Yet, Barrett reminded his readers, “a scientific expedition has serious work to do.” The shore party, led by Thomas Alan Stephenson, assisted by his wife, Anne, was studying reef animal ecologies. They aimed to isolate “typical areas” within different environmental zones. They’d already mapped out a ten-foot-square “coral garden,” photographed it in sections, and counted its inhabitants. They were also dredging up samples of seabed mud and sand for examination in the lab. Their eventual aim was to work out the breeding habits and seasonal behaviors of sixteen key marine animals, “about which little is known.” These included giant clams, sea urchins, corals, crabs, and bristle worms. Many species appeared to show some strange connection between breeding times and particular tidal and lunar phases—another mystery to be unlocked.19
Working with the shore party was a “physiological group” of Maurice, Mattie, and a young Australian student, Aubrey Nicholls. They aimed to investigate “the family life of corals,” especially how corals feed and grow—what Maurice thought “the most fascinating [problem] marine biology has to offer.” Among other experiments, they used clamshells, drainpipes, and logs to attract coral “settlers,” and constructed bases on which to graft varieties of coral species. After distributing these bases over a range of reef environments, the scientists would monitor the differing growth rates of the new coral. This was vital information because reefs were always competing with the forces that worked toward their destruction, which ranged from burrowing crustaceans to coral-eating fish and torrential rainstorms.20
The Australian Frank Moorhouse was also one of the shore party, and Barrett observed that his work as an economic biologist would have vital significance for the future wealth of Queensland. The marine creatures Moorhouse was investigating included smoked bêche-de-mer for the Chinese market, and the crimson- and red-banded trochus shells whose nacreous interiors were used in the Japanese button industry. Moorhouse had found a little “nook” in the fringing reef from which he could observe the live snails of the trochus, which were also easily gathered by hand at low tide. Andy Dabah would later build Moorhouse separate trochus and oyster pens for his experiments, but prior to that, Barrett reported, Moorhouse worked in the lab with a microscope, “seeing what no one had ever seen before—the very beginning of trochus shell life.”21
Barrett also wrote about going plankton hunting with the “boat party” in the waters surrounding the Low Isles, which he claimed resulted in some of his strangest experiences. Frederick Russell, Gweneth’s husband, stalked zooplankton, the microscopic animals that float almost unseen in every drop of reef seawater, and on which scores of predators feed. Sheina Marshall chased phytoplankton, especially the tiny vegetable diatoms that make up the “pastures of the sea,” and which are the base of a food chain that works up through corals and fish to humans. A. P. Orr, the chemist, was investigating the chemical compositions of plankton environments, testing samples of seawater for salinity, phosphates, nitrates, oxygen, and organic materials. He was also measuring the light densities of seawater—something Barrett joined him in—because phytoplankton, being plants, were dependent on light for energy.

[Collected data entries]
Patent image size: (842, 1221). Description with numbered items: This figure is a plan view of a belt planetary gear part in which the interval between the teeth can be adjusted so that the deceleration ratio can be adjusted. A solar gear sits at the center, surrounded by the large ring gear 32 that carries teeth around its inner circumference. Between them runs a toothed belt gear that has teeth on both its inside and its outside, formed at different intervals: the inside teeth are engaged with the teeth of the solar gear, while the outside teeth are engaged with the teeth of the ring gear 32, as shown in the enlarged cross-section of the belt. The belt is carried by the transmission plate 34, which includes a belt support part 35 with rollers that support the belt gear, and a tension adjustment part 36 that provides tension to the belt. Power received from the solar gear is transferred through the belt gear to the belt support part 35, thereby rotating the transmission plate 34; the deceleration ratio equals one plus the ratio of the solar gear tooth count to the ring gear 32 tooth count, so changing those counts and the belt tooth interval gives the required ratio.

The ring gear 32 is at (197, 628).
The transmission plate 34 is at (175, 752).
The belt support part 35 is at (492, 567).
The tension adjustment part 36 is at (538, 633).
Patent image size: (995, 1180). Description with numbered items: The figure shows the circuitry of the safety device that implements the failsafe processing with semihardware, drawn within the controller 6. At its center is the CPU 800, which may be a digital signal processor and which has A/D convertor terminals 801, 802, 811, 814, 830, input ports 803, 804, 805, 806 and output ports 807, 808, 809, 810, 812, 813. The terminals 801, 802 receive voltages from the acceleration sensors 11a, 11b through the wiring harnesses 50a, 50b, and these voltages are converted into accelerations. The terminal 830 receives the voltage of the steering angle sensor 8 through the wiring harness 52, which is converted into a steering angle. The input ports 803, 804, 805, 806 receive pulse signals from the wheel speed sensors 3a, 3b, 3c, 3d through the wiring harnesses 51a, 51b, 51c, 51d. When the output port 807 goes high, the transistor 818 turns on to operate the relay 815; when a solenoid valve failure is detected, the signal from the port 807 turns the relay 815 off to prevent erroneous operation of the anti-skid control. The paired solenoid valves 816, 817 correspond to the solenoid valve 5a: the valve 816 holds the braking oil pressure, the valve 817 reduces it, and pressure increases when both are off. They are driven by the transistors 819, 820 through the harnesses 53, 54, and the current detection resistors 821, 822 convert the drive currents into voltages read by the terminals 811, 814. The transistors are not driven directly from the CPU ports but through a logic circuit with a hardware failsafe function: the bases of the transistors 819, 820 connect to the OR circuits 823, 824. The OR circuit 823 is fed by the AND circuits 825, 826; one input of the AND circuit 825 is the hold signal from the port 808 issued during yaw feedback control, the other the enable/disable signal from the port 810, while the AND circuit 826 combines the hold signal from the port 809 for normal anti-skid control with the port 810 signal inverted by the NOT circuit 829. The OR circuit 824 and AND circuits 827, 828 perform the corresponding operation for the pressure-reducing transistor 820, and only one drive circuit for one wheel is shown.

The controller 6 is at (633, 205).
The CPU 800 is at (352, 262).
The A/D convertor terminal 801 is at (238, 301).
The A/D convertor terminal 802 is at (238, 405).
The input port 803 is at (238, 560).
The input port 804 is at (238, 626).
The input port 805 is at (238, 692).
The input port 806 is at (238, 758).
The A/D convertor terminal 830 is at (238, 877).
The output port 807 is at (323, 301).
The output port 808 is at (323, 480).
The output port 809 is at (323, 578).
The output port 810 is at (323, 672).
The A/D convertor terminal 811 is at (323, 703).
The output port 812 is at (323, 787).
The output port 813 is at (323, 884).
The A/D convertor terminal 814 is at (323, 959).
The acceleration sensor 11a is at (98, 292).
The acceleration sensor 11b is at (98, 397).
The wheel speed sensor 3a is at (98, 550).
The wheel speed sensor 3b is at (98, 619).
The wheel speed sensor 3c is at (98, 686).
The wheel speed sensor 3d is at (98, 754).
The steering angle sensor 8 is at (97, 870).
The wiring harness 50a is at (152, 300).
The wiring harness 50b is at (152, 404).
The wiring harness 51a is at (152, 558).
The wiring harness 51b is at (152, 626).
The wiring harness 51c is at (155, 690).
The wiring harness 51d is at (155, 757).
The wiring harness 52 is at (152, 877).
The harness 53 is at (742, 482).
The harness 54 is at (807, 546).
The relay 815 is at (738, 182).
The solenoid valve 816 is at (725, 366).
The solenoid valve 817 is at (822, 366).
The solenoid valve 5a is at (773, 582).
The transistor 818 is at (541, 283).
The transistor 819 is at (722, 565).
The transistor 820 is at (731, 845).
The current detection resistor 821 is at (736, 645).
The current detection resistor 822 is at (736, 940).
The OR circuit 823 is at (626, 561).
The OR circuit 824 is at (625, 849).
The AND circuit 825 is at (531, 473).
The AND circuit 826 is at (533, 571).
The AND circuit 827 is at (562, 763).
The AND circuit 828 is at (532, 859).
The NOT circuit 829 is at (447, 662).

> [TASK OBJECTIVE] Write the next part of the account of the Low Isles reef expedition, picking up after its final sentence.

> [RESULT OF THIS TASK]
Barrett regarded plankton catching at different water depths as very like big-game hunting, except that it was a “scientific sport … with a definite object [and] its results are of economic value.” In these seawater safaris, “the score is made up of problems solved, secrets of Nature’s ways discovered.” More mysteries lurked unexplored in the waters of the Low Isles, he claimed, than in the jungles of New Guinea. But instead of guns, the researchers’ weapons were fine-meshed trawling nets, insulated water bottles, depth recorders, and tin cylinders painted black so as not to attract sharks. Barrett felt a frisson of anticipation as he peered into the collecting jar, hoping that some new species of pelagic life would be wriggling among the mass of copepods, crab larvae, tiny jellyfish, Sagittoidea (arrow worms), diatoms, and Foraminifera (minute, single-cell protozoans). He was also excited because he’d only seen such bizarre creatures in drawings: “Believe me it is revelation to spend even a day in a tropic sea, with plankton hunters, who hunt for research.”22
Some aspects of Low Isles research also carried the thrill of real danger. The expedition was equipped with a specially built diving helmet modeled on one pioneered by the American biologist Alfred Mayor. Made of galvanized iron and with two glass windows, its air supply depended on continual hand pumping. Frederick Russell, looking like “Ned Kelly preparing for a police offensive,” was the first of the expedition’s scientists to use it, observing the radiant corals below the reef’s edge.
Barrett was envious until he tried a shallow dive himself, to be abruptly reminded of wearing a wartime gas mask. And down there, he couldn’t help thinking about man-eating tiger sharks, groupers with indiscriminate jaws, giant clams (Tridacna) waiting to clamp on the unwary diver’s foot, or the toxic fangs of sea snakes, just like the six-footer he’d seen over near the mangroves. Still, these young scientists seemed as brave as they were clever: “nobody is worrying at all about the perils of the reef,” Barrett wrote. Sensibly, they were more concerned about avoiding everyday annoyances like the sting of jellyfish, the scratch of jagged corals, and the needle-sharp spines of sea urchins.23
But the peril was real enough the day Barrett traveled with the boat party to Batt Reef, on the outer Barrier, where they hoped to view “a section of the submarine structure which ranks as one of the wonders of the world.” A stiff breeze made the boat “curtsy” as they passed beyond the shelter of the mangroves. This turned into “a proper dusting” as they crossed the eight miles of open water to the outer reef. Eventually they sighted a line of breakers and the shadows of “ominous brown and yellow ‘isles’ beneath the surface.” Soon they were caught in a coral maze. Quickly they posted a lookout at the masthead and others at the prow. Despite these and a detailed chart, the helmsman had “an anxious time” as they missed a patch of submerged reef by less than half a boat length.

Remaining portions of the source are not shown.